## FRAGMENTO DADO
▽

Nueve ensayistas (1985-1995) / No. 203
La ciudad sobre la ciudad
Ciudad de México, 1986
Las cosas son así: o he perdido el juicio
o vuestra ciudad se fundó sobre un crimen.
Christa Wolf
o vuestra ciudad se fundó sobre un crimen.
Christa Wolf
I.
La superficie del Elba ondea. Es una tela que cambia de color durante el día para marcar el flujo del tiempo. Aunque nace en la República Checa, tengo la certeza de que en Alemania sus aguas se apropian de otra cadencia. La tierra de la música prodigiosa no podría permitirse un río arrítmico. Quizá bocas diminutas habitan bajo su superficie y lo impulsan al unísono con soplos suaves para crear un movimiento llano, por eso las ondas nunca rompen la métrica. Sólo se alargan cuando un barco sopla más fuerte. Buscando agua el Elba camina hacia el norte.

△

## QUÉ SE PIDE
Responde estas preguntas con datos del fragmento dado:
1. ¿De quién es la cita que aparece al principio?
2. Según el fragmento, ¿en qué país nace el Elba?
3. ¿Hacia dónde camina el Elba buscando agua?

## ENTRADAS EXTRAÍDAS

▽

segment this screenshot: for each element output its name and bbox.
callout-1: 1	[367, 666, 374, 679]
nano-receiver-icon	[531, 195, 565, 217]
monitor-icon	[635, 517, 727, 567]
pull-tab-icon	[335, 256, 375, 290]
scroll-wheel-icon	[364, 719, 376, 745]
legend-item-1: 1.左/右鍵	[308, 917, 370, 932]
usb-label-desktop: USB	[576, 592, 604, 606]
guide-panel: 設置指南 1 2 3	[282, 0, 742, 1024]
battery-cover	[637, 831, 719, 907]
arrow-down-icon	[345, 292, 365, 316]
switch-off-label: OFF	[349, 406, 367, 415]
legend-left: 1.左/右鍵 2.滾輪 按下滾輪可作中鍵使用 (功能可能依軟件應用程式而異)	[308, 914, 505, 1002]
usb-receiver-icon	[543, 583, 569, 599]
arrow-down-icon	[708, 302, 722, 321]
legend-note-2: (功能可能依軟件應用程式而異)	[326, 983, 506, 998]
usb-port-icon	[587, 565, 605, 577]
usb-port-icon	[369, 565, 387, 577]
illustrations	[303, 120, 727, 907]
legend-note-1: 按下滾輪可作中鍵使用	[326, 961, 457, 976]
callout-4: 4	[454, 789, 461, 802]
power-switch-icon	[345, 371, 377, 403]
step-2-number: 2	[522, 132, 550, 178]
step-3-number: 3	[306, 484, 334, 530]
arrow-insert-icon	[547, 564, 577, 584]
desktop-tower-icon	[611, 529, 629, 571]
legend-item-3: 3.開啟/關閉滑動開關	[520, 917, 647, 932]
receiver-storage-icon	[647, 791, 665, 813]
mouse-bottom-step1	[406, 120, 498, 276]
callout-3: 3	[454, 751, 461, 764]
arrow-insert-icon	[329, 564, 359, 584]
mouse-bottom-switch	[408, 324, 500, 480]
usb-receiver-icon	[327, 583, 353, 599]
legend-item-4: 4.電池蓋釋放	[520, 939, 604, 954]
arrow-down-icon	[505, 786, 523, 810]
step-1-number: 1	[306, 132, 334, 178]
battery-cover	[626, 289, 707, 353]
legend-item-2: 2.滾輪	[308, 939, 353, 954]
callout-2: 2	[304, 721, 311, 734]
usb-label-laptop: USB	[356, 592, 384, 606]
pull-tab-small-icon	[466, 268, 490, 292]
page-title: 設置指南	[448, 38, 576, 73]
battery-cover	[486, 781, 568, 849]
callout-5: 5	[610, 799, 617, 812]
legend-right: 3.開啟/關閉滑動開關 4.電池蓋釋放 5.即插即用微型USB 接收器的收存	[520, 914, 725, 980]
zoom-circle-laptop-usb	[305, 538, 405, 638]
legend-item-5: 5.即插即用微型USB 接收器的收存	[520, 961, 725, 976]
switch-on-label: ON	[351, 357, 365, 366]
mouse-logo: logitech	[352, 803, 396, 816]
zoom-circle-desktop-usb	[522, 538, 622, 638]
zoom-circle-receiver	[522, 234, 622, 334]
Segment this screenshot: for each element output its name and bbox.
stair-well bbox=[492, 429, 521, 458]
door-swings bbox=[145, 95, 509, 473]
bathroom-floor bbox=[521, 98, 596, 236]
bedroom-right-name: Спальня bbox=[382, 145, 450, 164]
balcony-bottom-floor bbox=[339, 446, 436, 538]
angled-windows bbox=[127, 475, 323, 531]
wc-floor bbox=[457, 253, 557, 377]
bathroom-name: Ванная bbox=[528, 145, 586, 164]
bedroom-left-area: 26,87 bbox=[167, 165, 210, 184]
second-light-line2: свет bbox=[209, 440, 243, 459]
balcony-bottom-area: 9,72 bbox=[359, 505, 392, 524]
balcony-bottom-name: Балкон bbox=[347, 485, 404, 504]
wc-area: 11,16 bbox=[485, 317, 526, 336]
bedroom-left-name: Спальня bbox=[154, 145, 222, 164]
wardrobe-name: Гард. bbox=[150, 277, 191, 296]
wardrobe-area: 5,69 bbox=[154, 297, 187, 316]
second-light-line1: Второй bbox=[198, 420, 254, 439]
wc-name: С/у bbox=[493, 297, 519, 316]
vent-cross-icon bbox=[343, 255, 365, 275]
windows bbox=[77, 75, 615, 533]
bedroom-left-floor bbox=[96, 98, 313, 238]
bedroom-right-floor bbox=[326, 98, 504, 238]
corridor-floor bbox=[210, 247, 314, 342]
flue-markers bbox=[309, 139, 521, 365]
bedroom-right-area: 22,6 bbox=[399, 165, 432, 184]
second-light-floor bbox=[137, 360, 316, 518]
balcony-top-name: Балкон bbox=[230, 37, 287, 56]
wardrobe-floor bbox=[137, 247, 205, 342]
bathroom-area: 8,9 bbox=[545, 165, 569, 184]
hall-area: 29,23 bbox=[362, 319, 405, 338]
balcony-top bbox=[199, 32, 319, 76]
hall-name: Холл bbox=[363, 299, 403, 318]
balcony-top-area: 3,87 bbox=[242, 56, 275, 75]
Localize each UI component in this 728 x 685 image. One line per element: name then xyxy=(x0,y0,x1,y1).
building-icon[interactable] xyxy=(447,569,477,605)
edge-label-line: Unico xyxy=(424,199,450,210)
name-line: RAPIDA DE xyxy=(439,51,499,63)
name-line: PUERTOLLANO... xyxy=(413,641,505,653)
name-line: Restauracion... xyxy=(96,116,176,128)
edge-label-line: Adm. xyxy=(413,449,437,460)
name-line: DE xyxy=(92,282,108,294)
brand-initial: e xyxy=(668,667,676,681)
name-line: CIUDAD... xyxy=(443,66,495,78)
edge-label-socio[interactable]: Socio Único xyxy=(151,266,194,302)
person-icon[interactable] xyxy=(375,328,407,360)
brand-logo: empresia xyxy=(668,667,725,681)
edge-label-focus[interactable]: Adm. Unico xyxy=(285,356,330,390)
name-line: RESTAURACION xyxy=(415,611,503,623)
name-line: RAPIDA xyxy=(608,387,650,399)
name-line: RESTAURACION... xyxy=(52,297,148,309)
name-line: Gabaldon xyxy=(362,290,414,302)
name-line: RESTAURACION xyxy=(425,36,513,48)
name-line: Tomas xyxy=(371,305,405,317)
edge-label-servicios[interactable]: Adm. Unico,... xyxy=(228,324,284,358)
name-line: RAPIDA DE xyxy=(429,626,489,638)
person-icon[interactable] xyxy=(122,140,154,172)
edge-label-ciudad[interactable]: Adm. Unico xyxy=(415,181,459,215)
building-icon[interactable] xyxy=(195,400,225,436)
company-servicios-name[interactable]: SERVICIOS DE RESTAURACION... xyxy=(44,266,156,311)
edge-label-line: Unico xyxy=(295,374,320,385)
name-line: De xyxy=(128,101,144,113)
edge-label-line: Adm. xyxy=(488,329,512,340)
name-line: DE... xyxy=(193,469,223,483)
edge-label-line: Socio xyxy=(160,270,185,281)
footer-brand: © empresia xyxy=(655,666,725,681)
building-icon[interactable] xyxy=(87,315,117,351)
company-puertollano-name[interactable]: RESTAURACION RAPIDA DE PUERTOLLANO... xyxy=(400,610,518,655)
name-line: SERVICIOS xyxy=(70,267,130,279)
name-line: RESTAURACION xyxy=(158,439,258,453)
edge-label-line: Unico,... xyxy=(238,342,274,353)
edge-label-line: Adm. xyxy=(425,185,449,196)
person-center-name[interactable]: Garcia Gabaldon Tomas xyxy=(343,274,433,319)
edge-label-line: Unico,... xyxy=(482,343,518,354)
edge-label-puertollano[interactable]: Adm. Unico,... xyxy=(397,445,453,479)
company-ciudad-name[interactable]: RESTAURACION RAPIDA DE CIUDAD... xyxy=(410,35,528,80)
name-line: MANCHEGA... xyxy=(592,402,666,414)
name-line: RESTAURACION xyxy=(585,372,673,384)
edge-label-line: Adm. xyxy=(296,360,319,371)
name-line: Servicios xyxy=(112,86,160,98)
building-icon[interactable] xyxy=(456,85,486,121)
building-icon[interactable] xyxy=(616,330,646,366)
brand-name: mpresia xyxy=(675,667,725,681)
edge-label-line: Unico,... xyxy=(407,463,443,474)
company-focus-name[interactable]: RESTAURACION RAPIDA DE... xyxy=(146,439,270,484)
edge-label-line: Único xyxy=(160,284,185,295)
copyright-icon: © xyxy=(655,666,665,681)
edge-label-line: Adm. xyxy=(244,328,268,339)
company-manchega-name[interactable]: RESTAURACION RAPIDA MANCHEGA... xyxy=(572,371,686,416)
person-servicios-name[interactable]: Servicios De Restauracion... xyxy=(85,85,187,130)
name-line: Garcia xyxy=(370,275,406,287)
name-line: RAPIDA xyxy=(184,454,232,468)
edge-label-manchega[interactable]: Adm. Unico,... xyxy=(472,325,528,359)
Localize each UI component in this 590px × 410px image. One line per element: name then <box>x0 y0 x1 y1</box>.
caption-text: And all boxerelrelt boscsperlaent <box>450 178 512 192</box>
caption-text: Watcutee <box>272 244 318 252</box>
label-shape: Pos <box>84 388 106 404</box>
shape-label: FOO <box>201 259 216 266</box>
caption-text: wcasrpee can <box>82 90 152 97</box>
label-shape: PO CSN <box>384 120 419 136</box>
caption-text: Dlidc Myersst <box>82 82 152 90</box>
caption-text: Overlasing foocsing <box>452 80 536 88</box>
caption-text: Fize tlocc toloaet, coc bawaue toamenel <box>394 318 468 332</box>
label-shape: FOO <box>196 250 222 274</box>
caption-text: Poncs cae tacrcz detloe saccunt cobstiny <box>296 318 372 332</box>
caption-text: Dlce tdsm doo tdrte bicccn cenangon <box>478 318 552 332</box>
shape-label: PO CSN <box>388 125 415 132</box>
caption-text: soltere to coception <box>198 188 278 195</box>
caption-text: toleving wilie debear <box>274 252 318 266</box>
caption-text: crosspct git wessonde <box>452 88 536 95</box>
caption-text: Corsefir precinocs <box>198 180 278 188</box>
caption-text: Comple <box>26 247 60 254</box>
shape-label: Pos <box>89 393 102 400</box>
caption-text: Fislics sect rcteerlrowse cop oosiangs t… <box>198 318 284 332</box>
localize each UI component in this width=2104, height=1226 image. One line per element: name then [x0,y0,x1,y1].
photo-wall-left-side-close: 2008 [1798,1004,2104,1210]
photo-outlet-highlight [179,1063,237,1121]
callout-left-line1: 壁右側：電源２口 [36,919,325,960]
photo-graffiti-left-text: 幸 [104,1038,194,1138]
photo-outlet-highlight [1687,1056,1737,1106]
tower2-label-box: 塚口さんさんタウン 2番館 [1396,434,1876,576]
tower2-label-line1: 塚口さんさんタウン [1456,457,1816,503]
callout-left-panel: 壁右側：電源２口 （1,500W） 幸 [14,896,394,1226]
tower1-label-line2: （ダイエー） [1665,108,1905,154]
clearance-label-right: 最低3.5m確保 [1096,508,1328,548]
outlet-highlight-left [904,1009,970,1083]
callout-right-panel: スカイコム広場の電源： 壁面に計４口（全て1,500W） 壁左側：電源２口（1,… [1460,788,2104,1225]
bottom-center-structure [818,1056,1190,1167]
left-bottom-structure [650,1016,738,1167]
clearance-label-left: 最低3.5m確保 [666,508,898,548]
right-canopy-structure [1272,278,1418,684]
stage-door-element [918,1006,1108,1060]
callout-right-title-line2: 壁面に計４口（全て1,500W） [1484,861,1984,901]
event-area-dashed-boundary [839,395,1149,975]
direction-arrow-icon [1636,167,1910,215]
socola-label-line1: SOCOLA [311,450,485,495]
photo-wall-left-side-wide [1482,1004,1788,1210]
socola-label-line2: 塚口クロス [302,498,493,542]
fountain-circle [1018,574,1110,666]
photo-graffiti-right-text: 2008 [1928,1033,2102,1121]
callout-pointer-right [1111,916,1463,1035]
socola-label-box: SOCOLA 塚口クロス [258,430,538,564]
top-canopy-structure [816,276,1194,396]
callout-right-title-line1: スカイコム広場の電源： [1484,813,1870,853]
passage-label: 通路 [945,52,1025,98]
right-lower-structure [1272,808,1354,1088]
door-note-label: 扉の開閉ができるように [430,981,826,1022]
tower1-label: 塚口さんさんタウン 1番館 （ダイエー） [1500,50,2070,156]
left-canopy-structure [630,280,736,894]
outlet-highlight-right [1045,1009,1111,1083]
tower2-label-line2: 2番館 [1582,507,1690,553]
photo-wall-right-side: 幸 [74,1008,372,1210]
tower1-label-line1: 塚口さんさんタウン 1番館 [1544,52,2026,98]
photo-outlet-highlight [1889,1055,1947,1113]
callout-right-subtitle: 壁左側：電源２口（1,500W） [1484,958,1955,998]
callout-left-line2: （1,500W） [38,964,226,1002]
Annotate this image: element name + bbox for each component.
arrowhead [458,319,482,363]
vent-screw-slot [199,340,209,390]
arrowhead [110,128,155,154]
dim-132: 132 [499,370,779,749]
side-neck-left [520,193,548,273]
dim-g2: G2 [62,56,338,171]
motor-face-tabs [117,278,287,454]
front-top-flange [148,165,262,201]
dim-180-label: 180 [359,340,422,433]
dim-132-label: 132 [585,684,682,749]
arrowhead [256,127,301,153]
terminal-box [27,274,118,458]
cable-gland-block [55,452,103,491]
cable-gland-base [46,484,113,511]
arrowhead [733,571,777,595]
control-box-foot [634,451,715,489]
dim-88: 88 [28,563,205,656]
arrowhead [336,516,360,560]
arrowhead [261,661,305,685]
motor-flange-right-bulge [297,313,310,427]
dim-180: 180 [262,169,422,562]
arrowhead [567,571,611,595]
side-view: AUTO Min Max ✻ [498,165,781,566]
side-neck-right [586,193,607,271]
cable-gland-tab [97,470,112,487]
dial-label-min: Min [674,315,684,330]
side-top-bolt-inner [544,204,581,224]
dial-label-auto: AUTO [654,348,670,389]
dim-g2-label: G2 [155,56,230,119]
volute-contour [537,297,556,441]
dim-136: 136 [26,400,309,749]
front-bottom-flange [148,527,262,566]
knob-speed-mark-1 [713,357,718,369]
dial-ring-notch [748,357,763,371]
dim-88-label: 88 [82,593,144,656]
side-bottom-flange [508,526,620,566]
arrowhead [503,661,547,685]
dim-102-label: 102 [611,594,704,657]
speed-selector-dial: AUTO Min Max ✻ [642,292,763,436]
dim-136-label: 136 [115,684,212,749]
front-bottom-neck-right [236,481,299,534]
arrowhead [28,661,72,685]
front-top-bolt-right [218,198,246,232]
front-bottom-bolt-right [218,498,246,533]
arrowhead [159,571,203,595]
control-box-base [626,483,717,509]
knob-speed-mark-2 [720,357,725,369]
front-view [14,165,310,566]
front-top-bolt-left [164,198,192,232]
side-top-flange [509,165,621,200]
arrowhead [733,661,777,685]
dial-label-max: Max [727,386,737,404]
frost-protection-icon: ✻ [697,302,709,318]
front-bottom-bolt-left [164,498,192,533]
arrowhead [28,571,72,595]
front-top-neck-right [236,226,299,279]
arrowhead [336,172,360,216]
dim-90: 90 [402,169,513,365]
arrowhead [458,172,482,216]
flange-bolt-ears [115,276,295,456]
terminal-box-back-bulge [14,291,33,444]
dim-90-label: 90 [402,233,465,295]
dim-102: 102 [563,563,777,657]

△

## RESULTADO
1. De Christa Wolf.
2. En la República Checa.
3. Hacia el norte.